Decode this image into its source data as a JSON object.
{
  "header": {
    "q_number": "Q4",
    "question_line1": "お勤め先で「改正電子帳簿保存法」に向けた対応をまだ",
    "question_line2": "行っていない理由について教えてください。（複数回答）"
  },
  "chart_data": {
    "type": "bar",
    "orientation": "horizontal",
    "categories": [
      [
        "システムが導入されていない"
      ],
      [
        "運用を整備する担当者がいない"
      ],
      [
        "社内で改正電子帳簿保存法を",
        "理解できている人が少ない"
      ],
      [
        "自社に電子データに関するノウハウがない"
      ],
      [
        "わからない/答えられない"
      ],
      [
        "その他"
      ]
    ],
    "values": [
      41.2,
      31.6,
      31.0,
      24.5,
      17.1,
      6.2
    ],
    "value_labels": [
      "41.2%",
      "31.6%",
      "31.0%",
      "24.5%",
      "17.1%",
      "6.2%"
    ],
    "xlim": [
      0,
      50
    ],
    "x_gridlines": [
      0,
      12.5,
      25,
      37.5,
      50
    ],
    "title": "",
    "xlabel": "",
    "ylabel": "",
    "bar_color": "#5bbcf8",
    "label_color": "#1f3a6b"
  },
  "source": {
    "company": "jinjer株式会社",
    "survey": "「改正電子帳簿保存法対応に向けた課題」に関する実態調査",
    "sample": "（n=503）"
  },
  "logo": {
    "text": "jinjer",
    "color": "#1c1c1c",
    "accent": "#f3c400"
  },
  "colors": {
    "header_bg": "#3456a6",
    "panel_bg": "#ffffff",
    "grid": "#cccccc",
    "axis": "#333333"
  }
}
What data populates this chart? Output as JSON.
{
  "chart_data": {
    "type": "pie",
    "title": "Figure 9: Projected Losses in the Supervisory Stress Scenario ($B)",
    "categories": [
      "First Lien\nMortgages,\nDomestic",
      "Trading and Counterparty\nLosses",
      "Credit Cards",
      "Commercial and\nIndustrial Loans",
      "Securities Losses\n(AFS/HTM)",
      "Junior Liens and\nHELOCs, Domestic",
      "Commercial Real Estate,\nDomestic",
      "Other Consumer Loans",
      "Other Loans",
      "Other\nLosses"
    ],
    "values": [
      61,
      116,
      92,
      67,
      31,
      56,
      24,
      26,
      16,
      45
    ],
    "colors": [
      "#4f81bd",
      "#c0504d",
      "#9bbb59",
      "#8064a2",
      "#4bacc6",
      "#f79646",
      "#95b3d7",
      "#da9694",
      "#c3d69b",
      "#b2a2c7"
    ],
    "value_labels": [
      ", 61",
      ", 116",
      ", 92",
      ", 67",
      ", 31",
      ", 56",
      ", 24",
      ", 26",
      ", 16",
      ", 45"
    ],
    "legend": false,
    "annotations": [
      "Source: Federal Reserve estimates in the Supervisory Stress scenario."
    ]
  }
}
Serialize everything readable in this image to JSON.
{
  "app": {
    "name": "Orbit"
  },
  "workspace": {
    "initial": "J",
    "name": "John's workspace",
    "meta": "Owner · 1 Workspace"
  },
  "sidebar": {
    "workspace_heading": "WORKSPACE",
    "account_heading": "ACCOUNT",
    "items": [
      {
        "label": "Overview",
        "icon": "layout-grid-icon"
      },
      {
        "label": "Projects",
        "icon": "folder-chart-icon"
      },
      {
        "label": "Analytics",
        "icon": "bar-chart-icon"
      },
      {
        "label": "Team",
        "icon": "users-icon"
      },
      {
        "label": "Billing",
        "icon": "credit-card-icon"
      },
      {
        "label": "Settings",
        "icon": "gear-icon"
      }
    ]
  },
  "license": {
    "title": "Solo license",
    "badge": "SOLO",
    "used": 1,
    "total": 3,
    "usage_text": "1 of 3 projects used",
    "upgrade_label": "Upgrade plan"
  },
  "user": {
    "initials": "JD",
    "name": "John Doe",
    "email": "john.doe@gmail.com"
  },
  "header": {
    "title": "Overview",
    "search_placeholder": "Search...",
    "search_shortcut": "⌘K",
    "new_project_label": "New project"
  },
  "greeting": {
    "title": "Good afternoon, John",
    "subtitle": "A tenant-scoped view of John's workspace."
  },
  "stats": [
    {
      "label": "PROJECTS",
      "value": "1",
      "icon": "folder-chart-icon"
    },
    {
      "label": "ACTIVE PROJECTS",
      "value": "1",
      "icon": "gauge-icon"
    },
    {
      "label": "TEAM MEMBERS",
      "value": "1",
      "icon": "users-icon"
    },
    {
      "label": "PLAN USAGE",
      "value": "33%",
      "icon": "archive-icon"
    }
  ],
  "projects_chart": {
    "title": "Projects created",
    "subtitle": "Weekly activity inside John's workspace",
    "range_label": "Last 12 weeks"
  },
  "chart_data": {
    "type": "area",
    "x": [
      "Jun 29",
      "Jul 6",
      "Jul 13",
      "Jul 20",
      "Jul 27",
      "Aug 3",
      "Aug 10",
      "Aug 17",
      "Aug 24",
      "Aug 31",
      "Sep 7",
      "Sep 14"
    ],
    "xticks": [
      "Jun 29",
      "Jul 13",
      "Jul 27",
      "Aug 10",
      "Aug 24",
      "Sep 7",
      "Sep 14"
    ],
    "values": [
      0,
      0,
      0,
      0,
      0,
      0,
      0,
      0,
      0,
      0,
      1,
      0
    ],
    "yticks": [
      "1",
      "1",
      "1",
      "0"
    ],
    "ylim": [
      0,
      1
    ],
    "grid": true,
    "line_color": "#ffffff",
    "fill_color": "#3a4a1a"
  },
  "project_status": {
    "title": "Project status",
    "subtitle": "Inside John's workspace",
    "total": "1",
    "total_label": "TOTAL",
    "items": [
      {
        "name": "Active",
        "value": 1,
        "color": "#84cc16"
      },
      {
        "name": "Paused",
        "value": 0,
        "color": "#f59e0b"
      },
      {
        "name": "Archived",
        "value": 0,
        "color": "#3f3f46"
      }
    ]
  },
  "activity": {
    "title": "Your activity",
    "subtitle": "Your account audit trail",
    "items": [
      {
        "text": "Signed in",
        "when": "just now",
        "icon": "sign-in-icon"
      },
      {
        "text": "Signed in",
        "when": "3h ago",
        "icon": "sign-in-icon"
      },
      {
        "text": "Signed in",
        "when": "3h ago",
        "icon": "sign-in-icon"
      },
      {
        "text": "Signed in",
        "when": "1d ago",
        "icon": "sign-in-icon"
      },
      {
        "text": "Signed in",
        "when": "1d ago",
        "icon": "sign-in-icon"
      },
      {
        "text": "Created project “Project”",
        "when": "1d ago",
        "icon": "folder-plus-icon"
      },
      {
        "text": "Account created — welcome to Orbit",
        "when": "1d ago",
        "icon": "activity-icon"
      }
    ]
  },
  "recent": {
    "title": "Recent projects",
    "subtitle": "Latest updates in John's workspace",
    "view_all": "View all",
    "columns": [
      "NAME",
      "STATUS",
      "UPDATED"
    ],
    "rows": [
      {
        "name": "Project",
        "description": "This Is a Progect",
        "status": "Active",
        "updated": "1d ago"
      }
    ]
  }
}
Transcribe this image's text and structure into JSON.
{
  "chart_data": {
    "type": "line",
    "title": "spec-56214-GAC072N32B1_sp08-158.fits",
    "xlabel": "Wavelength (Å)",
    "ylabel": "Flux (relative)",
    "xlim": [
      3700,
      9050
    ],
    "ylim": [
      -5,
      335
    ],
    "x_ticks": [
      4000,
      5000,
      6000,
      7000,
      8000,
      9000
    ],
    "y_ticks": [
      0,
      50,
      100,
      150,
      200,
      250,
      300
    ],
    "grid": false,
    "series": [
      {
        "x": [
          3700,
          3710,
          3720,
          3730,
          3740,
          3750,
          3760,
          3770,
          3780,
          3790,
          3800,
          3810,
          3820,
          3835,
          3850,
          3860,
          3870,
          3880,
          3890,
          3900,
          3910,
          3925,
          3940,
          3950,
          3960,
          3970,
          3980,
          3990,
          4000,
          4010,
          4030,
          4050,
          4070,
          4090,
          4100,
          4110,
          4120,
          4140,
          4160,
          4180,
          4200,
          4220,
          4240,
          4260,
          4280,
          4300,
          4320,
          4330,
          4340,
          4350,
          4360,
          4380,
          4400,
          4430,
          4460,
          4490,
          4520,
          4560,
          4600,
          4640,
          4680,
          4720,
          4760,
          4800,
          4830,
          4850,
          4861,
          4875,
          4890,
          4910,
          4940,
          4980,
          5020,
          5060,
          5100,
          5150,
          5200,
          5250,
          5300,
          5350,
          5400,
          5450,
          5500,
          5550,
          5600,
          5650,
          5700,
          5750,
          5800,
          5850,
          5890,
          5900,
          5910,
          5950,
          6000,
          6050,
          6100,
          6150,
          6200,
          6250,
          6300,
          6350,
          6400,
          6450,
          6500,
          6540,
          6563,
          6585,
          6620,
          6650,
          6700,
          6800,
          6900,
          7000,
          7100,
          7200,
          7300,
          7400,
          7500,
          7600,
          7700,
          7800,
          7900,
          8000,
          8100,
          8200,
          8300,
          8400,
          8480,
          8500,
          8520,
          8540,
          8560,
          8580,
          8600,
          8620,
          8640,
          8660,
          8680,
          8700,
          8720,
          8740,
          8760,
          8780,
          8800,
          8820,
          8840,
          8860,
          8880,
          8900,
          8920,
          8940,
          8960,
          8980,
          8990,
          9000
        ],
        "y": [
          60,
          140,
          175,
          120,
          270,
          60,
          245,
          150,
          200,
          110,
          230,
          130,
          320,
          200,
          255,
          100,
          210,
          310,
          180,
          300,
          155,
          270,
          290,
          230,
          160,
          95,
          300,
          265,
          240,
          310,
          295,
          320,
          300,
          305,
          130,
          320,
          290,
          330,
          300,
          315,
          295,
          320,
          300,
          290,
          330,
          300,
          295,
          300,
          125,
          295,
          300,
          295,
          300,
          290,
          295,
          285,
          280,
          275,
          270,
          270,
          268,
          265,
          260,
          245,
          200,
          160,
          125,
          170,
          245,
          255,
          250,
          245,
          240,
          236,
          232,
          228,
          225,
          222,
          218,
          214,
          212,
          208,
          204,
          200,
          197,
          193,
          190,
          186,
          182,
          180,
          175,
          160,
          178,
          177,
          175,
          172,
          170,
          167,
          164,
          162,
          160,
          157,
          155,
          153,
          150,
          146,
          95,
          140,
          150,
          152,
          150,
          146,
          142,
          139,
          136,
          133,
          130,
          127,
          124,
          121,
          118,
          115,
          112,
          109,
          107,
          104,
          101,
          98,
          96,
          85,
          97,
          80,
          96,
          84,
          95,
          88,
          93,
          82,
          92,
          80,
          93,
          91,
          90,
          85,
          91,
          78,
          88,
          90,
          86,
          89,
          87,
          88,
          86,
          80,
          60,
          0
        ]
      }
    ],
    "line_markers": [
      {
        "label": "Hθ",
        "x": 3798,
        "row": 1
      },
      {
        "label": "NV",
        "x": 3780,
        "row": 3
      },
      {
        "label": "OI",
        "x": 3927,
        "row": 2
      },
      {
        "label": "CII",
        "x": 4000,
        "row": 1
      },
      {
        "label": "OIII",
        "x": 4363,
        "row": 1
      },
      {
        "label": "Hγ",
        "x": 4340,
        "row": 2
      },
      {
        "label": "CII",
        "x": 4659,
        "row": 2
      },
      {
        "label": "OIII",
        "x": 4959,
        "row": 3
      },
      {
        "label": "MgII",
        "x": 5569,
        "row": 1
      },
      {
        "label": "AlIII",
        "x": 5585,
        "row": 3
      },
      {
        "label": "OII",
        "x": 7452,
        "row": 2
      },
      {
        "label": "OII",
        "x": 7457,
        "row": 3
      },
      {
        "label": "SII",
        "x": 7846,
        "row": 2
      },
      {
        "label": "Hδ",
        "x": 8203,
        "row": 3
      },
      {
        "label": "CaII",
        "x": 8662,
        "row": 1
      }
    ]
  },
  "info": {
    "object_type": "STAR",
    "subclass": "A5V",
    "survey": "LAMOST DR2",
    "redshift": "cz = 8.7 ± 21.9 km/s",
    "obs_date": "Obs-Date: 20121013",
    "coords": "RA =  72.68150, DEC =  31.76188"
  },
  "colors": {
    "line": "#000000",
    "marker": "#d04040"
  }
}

» **WHAT YOU HAVE TO DO**:
Write out every line of the entries that holds the word "Other".

» **RESULT**:
      "Other Consumer Loans",
      "Other Loans",
      "Other\nLosses"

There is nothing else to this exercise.